Keep the pictures out of the copy and print all the entries below exactly.
─── Data provided ───
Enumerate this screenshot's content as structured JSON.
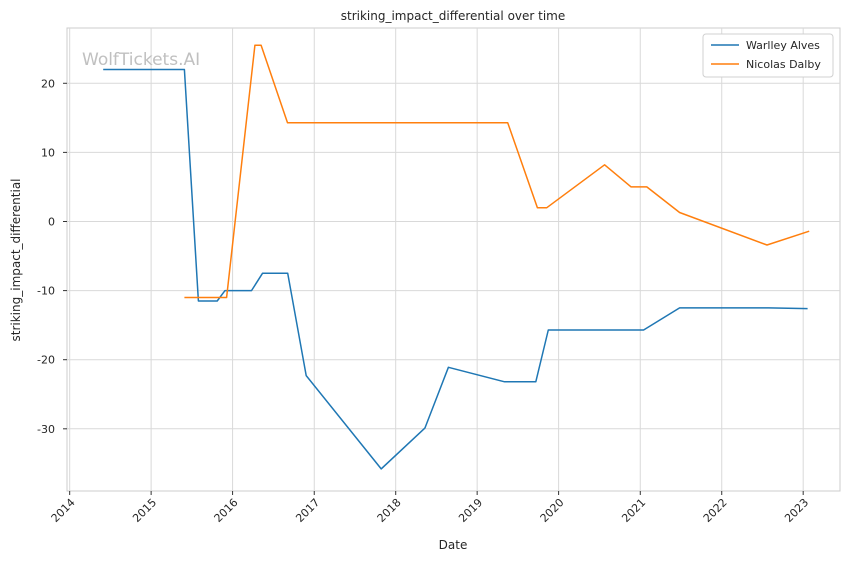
{
  "chart_data": {
    "type": "line",
    "title": "striking_impact_differential over time",
    "xlabel": "Date",
    "ylabel": "striking_impact_differential",
    "watermark": "WolfTickets.AI",
    "x_ticks": [
      "2014",
      "2015",
      "2016",
      "2017",
      "2018",
      "2019",
      "2020",
      "2021",
      "2022",
      "2023"
    ],
    "y_ticks": [
      20,
      10,
      0,
      -10,
      -20,
      -30
    ],
    "xlim": [
      "2013-12-20",
      "2023-06-15"
    ],
    "ylim": [
      -39,
      28
    ],
    "grid": true,
    "legend_position": "top-right",
    "series": [
      {
        "name": "Warlley Alves",
        "color": "#1f77b4",
        "points": [
          [
            "2014-05-31",
            22
          ],
          [
            "2015-05-30",
            22
          ],
          [
            "2015-08-01",
            -11.5
          ],
          [
            "2015-10-24",
            -11.5
          ],
          [
            "2015-11-28",
            -10
          ],
          [
            "2016-03-26",
            -10
          ],
          [
            "2016-05-14",
            -7.5
          ],
          [
            "2016-09-04",
            -7.5
          ],
          [
            "2016-11-26",
            -22.3
          ],
          [
            "2017-10-28",
            -35.8
          ],
          [
            "2018-05-12",
            -29.9
          ],
          [
            "2018-08-25",
            -21.1
          ],
          [
            "2019-05-04",
            -23.2
          ],
          [
            "2019-09-21",
            -23.2
          ],
          [
            "2019-11-16",
            -15.7
          ],
          [
            "2021-01-16",
            -15.7
          ],
          [
            "2021-06-26",
            -12.5
          ],
          [
            "2022-07-30",
            -12.5
          ],
          [
            "2023-01-21",
            -12.6
          ]
        ]
      },
      {
        "name": "Nicolas Dalby",
        "color": "#ff7f0e",
        "points": [
          [
            "2015-05-30",
            -11
          ],
          [
            "2015-12-05",
            -11
          ],
          [
            "2016-04-10",
            25.5
          ],
          [
            "2016-05-08",
            25.5
          ],
          [
            "2016-09-03",
            14.3
          ],
          [
            "2019-05-18",
            14.3
          ],
          [
            "2019-09-28",
            2
          ],
          [
            "2019-11-09",
            2
          ],
          [
            "2020-07-25",
            8.2
          ],
          [
            "2020-11-21",
            5
          ],
          [
            "2021-01-30",
            5
          ],
          [
            "2021-06-26",
            1.3
          ],
          [
            "2022-07-23",
            -3.4
          ],
          [
            "2023-01-28",
            -1.4
          ]
        ]
      }
    ]
  }
}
───
§ **Result of the task**
Enumerate this screenshot's content as structured JSON.
{
  "chart_data": {
    "type": "line",
    "title": "striking_impact_differential over time",
    "xlabel": "Date",
    "ylabel": "striking_impact_differential",
    "watermark": "WolfTickets.AI",
    "x_ticks": [
      "2014",
      "2015",
      "2016",
      "2017",
      "2018",
      "2019",
      "2020",
      "2021",
      "2022",
      "2023"
    ],
    "y_ticks": [
      20,
      10,
      0,
      -10,
      -20,
      -30
    ],
    "xlim": [
      "2013-12-20",
      "2023-06-15"
    ],
    "ylim": [
      -39,
      28
    ],
    "grid": true,
    "legend_position": "top-right",
    "series": [
      {
        "name": "Warlley Alves",
        "color": "#1f77b4",
        "points": [
          [
            "2014-05-31",
            22
          ],
          [
            "2015-05-30",
            22
          ],
          [
            "2015-08-01",
            -11.5
          ],
          [
            "2015-10-24",
            -11.5
          ],
          [
            "2015-11-28",
            -10
          ],
          [
            "2016-03-26",
            -10
          ],
          [
            "2016-05-14",
            -7.5
          ],
          [
            "2016-09-04",
            -7.5
          ],
          [
            "2016-11-26",
            -22.3
          ],
          [
            "2017-10-28",
            -35.8
          ],
          [
            "2018-05-12",
            -29.9
          ],
          [
            "2018-08-25",
            -21.1
          ],
          [
            "2019-05-04",
            -23.2
          ],
          [
            "2019-09-21",
            -23.2
          ],
          [
            "2019-11-16",
            -15.7
          ],
          [
            "2021-01-16",
            -15.7
          ],
          [
            "2021-06-26",
            -12.5
          ],
          [
            "2022-07-30",
            -12.5
          ],
          [
            "2023-01-21",
            -12.6
          ]
        ]
      },
      {
        "name": "Nicolas Dalby",
        "color": "#ff7f0e",
        "points": [
          [
            "2015-05-30",
            -11
          ],
          [
            "2015-12-05",
            -11
          ],
          [
            "2016-04-10",
            25.5
          ],
          [
            "2016-05-08",
            25.5
          ],
          [
            "2016-09-03",
            14.3
          ],
          [
            "2019-05-18",
            14.3
          ],
          [
            "2019-09-28",
            2
          ],
          [
            "2019-11-09",
            2
          ],
          [
            "2020-07-25",
            8.2
          ],
          [
            "2020-11-21",
            5
          ],
          [
            "2021-01-30",
            5
          ],
          [
            "2021-06-26",
            1.3
          ],
          [
            "2022-07-23",
            -3.4
          ],
          [
            "2023-01-28",
            -1.4
          ]
        ]
      }
    ]
  }
}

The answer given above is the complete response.